> _TASK INSTRUCTIONS_:
Please output exactly the run of lines that starts at the line with "Convert this screenshot" and ends at the last line of the records below.

####

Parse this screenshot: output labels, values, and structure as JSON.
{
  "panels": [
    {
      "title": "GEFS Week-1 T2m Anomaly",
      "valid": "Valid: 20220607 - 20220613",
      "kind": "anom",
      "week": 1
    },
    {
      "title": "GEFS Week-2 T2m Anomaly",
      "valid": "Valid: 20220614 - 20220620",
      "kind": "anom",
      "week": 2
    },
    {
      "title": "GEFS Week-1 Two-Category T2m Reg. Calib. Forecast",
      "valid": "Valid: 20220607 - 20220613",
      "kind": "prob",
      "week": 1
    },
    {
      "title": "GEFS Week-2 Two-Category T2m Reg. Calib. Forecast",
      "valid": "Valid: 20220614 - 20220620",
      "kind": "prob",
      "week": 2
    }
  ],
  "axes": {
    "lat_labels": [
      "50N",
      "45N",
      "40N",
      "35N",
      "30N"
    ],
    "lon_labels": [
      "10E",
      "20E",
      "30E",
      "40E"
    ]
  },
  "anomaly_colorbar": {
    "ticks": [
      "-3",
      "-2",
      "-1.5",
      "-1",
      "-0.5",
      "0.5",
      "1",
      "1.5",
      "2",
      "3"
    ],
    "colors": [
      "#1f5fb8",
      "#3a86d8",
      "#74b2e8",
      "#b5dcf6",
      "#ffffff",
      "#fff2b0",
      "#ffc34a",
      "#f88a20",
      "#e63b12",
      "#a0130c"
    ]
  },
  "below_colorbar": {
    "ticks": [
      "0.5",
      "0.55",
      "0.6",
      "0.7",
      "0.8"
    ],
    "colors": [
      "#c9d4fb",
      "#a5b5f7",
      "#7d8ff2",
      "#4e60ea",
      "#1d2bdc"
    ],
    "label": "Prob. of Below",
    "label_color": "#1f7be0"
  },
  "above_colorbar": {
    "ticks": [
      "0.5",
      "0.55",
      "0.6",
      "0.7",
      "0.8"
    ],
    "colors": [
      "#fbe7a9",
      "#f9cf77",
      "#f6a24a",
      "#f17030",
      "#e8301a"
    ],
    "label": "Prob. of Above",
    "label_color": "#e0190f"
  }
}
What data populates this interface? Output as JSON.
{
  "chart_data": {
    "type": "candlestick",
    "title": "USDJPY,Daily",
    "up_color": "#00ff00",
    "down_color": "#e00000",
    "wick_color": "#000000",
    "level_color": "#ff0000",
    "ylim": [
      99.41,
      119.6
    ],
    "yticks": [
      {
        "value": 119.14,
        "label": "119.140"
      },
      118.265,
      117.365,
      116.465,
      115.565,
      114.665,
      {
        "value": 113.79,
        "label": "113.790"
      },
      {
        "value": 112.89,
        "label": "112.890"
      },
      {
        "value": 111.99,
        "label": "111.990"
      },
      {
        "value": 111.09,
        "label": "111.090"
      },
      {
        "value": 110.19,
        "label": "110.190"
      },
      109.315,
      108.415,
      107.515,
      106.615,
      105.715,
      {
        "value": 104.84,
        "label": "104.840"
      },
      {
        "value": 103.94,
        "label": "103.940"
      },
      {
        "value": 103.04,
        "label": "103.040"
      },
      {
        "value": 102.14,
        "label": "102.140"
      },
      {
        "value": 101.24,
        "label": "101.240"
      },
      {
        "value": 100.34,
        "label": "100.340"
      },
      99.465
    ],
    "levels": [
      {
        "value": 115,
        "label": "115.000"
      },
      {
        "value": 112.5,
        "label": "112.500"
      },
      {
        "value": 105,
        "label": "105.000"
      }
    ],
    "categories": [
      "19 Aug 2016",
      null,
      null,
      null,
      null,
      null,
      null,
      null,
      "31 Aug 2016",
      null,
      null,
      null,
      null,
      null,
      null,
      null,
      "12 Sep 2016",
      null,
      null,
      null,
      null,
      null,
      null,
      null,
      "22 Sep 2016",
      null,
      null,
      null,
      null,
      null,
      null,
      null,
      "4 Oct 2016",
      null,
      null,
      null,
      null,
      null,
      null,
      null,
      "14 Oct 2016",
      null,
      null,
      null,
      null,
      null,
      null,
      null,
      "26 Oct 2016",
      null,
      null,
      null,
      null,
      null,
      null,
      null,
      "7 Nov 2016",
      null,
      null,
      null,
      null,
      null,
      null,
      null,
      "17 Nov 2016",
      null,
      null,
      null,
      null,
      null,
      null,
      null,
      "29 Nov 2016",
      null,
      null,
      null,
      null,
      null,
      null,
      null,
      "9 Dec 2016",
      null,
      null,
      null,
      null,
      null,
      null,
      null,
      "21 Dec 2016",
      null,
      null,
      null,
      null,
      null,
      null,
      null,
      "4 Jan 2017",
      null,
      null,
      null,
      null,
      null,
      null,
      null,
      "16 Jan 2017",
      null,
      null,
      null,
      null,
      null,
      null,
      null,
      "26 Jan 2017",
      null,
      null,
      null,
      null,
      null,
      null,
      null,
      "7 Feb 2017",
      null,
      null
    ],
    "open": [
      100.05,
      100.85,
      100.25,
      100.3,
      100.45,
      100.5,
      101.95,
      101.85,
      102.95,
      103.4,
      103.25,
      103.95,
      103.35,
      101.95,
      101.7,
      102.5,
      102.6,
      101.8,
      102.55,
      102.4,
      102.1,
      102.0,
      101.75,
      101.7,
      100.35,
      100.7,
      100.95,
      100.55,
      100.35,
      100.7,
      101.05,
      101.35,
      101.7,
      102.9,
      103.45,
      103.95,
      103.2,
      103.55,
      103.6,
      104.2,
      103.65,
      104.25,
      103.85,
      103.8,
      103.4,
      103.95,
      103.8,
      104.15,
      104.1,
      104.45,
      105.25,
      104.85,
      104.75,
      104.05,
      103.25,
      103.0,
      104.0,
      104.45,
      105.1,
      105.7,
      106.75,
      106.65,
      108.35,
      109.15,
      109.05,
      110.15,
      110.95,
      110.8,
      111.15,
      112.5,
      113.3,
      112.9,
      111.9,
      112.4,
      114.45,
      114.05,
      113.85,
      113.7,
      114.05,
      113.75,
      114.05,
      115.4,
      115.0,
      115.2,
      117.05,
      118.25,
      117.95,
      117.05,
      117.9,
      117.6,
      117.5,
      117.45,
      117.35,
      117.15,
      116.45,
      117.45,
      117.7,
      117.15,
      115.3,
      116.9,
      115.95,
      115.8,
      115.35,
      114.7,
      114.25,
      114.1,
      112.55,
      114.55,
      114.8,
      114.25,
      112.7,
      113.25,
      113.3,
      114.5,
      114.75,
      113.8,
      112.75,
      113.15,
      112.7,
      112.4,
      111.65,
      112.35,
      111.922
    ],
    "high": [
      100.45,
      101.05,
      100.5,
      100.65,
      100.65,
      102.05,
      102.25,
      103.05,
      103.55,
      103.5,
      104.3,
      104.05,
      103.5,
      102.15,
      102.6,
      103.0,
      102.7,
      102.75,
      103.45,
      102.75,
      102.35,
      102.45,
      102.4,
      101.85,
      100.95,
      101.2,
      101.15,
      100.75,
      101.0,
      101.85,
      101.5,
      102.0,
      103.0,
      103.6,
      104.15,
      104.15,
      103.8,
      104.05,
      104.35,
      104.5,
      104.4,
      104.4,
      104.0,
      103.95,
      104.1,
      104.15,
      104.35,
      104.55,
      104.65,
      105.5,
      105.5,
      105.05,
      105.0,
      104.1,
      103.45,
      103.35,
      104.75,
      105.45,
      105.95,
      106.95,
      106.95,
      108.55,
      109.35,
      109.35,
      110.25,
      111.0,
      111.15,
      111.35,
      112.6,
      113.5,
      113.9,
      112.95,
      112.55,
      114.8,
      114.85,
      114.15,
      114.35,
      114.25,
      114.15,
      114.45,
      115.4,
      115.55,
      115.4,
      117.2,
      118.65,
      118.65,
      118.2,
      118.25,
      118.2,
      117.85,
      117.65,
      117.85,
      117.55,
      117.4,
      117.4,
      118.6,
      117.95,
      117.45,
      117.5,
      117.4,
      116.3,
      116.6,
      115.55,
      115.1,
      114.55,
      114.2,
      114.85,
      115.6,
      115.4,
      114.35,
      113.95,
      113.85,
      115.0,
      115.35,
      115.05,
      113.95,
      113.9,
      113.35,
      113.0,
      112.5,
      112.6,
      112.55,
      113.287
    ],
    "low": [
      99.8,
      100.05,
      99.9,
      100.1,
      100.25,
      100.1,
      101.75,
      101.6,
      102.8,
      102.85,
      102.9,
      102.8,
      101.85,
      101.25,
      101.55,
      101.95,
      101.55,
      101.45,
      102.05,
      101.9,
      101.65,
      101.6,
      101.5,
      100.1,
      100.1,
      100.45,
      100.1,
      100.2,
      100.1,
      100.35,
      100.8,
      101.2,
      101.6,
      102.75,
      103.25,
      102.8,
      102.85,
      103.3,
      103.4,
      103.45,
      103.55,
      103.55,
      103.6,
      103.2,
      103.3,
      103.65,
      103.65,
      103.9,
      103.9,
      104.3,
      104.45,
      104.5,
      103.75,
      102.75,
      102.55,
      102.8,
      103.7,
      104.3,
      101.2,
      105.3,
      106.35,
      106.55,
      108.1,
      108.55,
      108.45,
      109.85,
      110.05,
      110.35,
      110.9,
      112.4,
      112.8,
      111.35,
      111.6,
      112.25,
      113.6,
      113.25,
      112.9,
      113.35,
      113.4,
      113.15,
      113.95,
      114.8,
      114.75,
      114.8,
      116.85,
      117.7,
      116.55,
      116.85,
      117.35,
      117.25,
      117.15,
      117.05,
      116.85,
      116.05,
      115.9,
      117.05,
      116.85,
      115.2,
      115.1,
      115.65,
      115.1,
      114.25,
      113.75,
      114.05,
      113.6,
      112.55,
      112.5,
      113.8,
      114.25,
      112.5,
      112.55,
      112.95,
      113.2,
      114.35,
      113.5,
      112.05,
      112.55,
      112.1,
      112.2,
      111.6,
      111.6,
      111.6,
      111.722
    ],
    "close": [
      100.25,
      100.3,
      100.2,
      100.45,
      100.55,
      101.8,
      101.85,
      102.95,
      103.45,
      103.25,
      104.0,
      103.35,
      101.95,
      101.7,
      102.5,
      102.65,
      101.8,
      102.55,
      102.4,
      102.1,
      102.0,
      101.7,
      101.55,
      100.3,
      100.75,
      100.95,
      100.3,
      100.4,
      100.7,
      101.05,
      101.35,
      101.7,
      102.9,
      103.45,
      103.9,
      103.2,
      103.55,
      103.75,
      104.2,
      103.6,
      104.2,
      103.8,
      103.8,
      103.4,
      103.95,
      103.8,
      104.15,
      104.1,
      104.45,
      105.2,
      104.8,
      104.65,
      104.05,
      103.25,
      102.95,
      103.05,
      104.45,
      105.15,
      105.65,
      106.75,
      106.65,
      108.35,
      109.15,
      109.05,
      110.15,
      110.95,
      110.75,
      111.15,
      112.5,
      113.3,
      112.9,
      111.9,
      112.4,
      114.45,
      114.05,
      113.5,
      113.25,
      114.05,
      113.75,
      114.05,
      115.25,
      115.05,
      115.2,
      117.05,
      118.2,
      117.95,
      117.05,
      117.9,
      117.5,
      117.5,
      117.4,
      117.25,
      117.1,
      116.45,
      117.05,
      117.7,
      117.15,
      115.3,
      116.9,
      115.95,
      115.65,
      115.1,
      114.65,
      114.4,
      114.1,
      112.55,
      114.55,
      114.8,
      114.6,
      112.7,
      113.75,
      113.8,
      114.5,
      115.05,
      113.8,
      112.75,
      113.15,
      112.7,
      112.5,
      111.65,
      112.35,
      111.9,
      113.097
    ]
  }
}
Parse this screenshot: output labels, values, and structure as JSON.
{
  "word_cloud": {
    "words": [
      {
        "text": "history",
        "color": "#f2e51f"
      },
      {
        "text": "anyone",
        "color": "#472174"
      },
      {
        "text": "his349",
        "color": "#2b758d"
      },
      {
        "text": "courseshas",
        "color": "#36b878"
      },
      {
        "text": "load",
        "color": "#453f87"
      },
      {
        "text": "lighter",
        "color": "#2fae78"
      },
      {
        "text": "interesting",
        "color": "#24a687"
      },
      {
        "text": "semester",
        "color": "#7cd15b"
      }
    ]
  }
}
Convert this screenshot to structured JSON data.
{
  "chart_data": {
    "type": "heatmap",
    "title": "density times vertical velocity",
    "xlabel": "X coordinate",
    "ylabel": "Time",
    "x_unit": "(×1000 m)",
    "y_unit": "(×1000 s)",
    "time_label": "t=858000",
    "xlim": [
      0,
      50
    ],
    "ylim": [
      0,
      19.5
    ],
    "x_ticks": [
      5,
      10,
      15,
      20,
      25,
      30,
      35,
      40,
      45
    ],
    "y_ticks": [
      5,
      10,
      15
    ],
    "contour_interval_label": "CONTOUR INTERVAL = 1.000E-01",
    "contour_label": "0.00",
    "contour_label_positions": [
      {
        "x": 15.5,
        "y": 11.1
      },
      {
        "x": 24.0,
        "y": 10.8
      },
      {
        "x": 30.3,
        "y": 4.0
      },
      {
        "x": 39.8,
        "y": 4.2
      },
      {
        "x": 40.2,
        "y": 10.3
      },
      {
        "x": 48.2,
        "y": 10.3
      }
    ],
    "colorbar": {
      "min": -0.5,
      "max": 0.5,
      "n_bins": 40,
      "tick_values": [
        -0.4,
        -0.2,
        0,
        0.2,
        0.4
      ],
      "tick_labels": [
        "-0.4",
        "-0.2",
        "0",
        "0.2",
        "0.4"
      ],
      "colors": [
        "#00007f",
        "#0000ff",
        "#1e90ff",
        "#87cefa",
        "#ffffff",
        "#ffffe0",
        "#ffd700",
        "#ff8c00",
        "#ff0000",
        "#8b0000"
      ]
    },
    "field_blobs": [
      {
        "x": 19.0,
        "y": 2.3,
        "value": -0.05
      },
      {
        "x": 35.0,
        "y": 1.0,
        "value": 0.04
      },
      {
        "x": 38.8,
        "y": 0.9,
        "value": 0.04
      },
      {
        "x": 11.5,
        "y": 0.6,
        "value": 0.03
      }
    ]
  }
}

####

> _RESULT_:
Convert this screenshot to structured JSON data.
{
  "chart_data": {
    "type": "heatmap",
    "title": "density times vertical velocity",
    "xlabel": "X coordinate",
    "ylabel": "Time",
    "x_unit": "(×1000 m)",
    "y_unit": "(×1000 s)",
    "time_label": "t=858000",
    "xlim": [
      0,
      50
    ],
    "ylim": [
      0,
      19.5
    ],
    "x_ticks": [
      5,
      10,
      15,
      20,
      25,
      30,
      35,
      40,
      45
    ],
    "y_ticks": [
      5,
      10,
      15
    ],
    "contour_interval_label": "CONTOUR INTERVAL = 1.000E-01",
    "contour_label": "0.00",
    "contour_label_positions": [
      {
        "x": 15.5,
        "y": 11.1
      },
      {
        "x": 24.0,
        "y": 10.8
      },
      {
        "x": 30.3,
        "y": 4.0
      },
      {
        "x": 39.8,
        "y": 4.2
      },
      {
        "x": 40.2,
        "y": 10.3
      },
      {
        "x": 48.2,
        "y": 10.3
      }
    ],
    "colorbar": {
      "min": -0.5,
      "max": 0.5,
      "n_bins": 40,
      "tick_values": [
        -0.4,
        -0.2,
        0,
        0.2,
        0.4
      ],
      "tick_labels": [
        "-0.4",
        "-0.2",
        "0",
        "0.2",
        "0.4"
      ],
      "colors": [
        "#00007f",
        "#0000ff",
        "#1e90ff",
        "#87cefa",
        "#ffffff",
        "#ffffe0",
        "#ffd700",
        "#ff8c00",
        "#ff0000",
        "#8b0000"
      ]
    },
    "field_blobs": [
      {
        "x": 19.0,
        "y": 2.3,
        "value": -0.05
      },
      {
        "x": 35.0,
        "y": 1.0,
        "value": 0.04
      },
      {
        "x": 38.8,
        "y": 0.9,
        "value": 0.04
      },
      {
        "x": 11.5,
        "y": 0.6,
        "value": 0.03
      }
    ]
  }
}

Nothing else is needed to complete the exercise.